■ What is asked ■
Repeat every entry word for word, skipping the pictures.

■ Excerpt from a dataset ■

== == ==

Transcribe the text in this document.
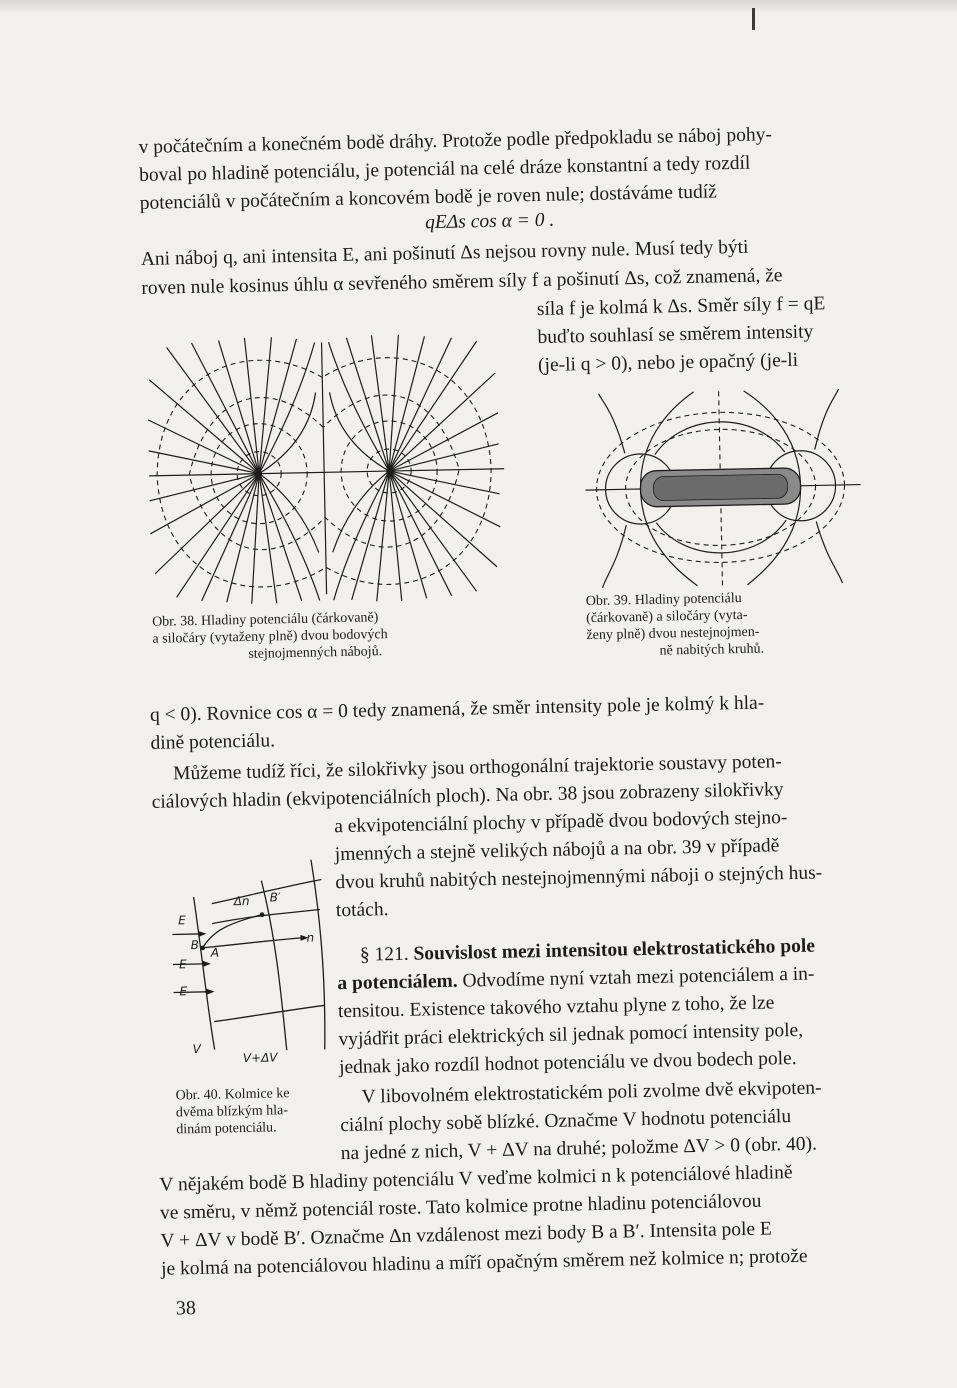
v počátečním a konečném bodě dráhy. Protože podle předpokladu se náboj pohy-
boval po hladině potenciálu, je potenciál na celé dráze konstantní a tedy rozdíl
potenciálů v počátečním a koncovém bodě je roven nule; dostáváme tudíž
qEΔs cos α = 0 .
Ani náboj q, ani intensita E, ani pošinutí Δs nejsou rovny nule. Musí tedy býti
roven nule kosinus úhlu α sevřeného směrem síly f a pošinutí Δs, což znamená, že
síla f je kolmá k Δs. Směr síly f = qE
buďto souhlasí se směrem intensity
(je-li q > 0), nebo je opačný (je-li
Obr. 38. Hladiny potenciálu (čárkovaně)
a siločáry (vytaženy plně) dvou bodových
stejnojmenných nábojů.
Obr. 39. Hladiny potenciálu
(čárkovaně) a siločáry (vyta-
ženy plně) dvou nestejnojmen-
ně nabitých kruhů.
q < 0). Rovnice cos α = 0 tedy znamená, že směr intensity pole je kolmý k hla-
dině potenciálu.
Můžeme tudíž říci, že silokřivky jsou orthogonální trajektorie soustavy poten-
ciálových hladin (ekvipotenciálních ploch). Na obr. 38 jsou zobrazeny silokřivky
a ekvipotenciální plochy v případě dvou bodových stejno-
jmenných a stejně velikých nábojů a na obr. 39 v případě
dvou kruhů nabitých nestejnojmennými náboji o stejných hus-
totách.
E
E
E
Δn B′
n
B
A
V
V+ΔV
Obr. 40. Kolmice ke
dvěma blízkým hla-
dinám potenciálu.
§ 121. Souvislost mezi intensitou elektrostatického pole
a potenciálem. Odvodíme nyní vztah mezi potenciálem a in-
tensitou. Existence takového vztahu plyne z toho, že lze
vyjádřit práci elektrických sil jednak pomocí intensity pole,
jednak jako rozdíl hodnot potenciálu ve dvou bodech pole.
V libovolném elektrostatickém poli zvolme dvě ekvipoten-
ciální plochy sobě blízké. Označme V hodnotu potenciálu
na jedné z nich, V + ΔV na druhé; položme ΔV > 0 (obr. 40).
V nějakém bodě B hladiny potenciálu V veďme kolmici n k potenciálové hladině
ve směru, v němž potenciál roste. Tato kolmice protne hladinu potenciálovou
V + ΔV v bodě B′. Označme Δn vzdálenost mezi body B a B′. Intensita pole E
je kolmá na potenciálovou hladinu a míří opačným směrem než kolmice n; protože
38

== == ==

■ Output ■
Transcribe the text in this document.
v počátečním a konečném bodě dráhy. Protože podle předpokladu se náboj pohy-
boval po hladině potenciálu, je potenciál na celé dráze konstantní a tedy rozdíl
potenciálů v počátečním a koncovém bodě je roven nule; dostáváme tudíž
qEΔs cos α = 0 .
Ani náboj q, ani intensita E, ani pošinutí Δs nejsou rovny nule. Musí tedy býti
roven nule kosinus úhlu α sevřeného směrem síly f a pošinutí Δs, což znamená, že
síla f je kolmá k Δs. Směr síly f = qE
buďto souhlasí se směrem intensity
(je-li q > 0), nebo je opačný (je-li
Obr. 38. Hladiny potenciálu (čárkovaně)
a siločáry (vytaženy plně) dvou bodových
stejnojmenných nábojů.
Obr. 39. Hladiny potenciálu
(čárkovaně) a siločáry (vyta-
ženy plně) dvou nestejnojmen-
ně nabitých kruhů.
q < 0). Rovnice cos α = 0 tedy znamená, že směr intensity pole je kolmý k hla-
dině potenciálu.
Můžeme tudíž říci, že silokřivky jsou orthogonální trajektorie soustavy poten-
ciálových hladin (ekvipotenciálních ploch). Na obr. 38 jsou zobrazeny silokřivky
a ekvipotenciální plochy v případě dvou bodových stejno-
jmenných a stejně velikých nábojů a na obr. 39 v případě
dvou kruhů nabitých nestejnojmennými náboji o stejných hus-
totách.
E
E
E
Δn B′
n
B
A
V
V+ΔV
Obr. 40. Kolmice ke
dvěma blízkým hla-
dinám potenciálu.
§ 121. Souvislost mezi intensitou elektrostatického pole
a potenciálem. Odvodíme nyní vztah mezi potenciálem a in-
tensitou. Existence takového vztahu plyne z toho, že lze
vyjádřit práci elektrických sil jednak pomocí intensity pole,
jednak jako rozdíl hodnot potenciálu ve dvou bodech pole.
V libovolném elektrostatickém poli zvolme dvě ekvipoten-
ciální plochy sobě blízké. Označme V hodnotu potenciálu
na jedné z nich, V + ΔV na druhé; položme ΔV > 0 (obr. 40).
V nějakém bodě B hladiny potenciálu V veďme kolmici n k potenciálové hladině
ve směru, v němž potenciál roste. Tato kolmice protne hladinu potenciálovou
V + ΔV v bodě B′. Označme Δn vzdálenost mezi body B a B′. Intensita pole E
je kolmá na potenciálovou hladinu a míří opačným směrem než kolmice n; protože
38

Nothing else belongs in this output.